(DIRECTION) Examine the entries below, count the lines holding the string "让主题教育开出", and respond with the number only.

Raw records
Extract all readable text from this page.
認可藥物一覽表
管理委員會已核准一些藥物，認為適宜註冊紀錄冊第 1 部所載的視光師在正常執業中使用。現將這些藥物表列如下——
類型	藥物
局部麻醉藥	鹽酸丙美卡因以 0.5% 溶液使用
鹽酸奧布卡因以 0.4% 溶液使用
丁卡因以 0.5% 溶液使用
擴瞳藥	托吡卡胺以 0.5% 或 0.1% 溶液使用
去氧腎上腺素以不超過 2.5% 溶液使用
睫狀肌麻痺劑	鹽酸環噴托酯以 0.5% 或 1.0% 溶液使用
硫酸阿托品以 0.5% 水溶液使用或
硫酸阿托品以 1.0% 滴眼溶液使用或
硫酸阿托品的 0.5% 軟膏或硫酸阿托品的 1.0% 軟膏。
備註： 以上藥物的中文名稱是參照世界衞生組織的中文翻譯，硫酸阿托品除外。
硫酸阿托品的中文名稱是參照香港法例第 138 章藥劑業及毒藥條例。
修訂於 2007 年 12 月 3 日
...
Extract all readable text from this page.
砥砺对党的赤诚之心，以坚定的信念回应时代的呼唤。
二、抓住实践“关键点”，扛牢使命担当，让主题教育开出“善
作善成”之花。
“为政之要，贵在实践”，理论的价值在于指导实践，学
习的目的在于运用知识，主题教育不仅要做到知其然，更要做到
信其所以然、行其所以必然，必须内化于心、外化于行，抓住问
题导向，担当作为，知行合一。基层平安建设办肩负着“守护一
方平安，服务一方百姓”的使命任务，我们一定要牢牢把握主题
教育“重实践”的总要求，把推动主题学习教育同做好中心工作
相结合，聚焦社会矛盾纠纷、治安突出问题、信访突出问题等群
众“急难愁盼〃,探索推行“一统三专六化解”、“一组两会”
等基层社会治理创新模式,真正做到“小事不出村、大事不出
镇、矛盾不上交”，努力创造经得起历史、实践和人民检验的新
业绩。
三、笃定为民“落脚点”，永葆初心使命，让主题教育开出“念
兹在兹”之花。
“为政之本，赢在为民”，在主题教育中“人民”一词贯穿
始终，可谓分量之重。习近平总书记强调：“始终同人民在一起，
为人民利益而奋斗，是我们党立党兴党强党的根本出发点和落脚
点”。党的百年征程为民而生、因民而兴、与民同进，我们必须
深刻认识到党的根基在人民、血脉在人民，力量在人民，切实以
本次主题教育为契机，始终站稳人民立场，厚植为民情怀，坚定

(TASK ANSWER) 2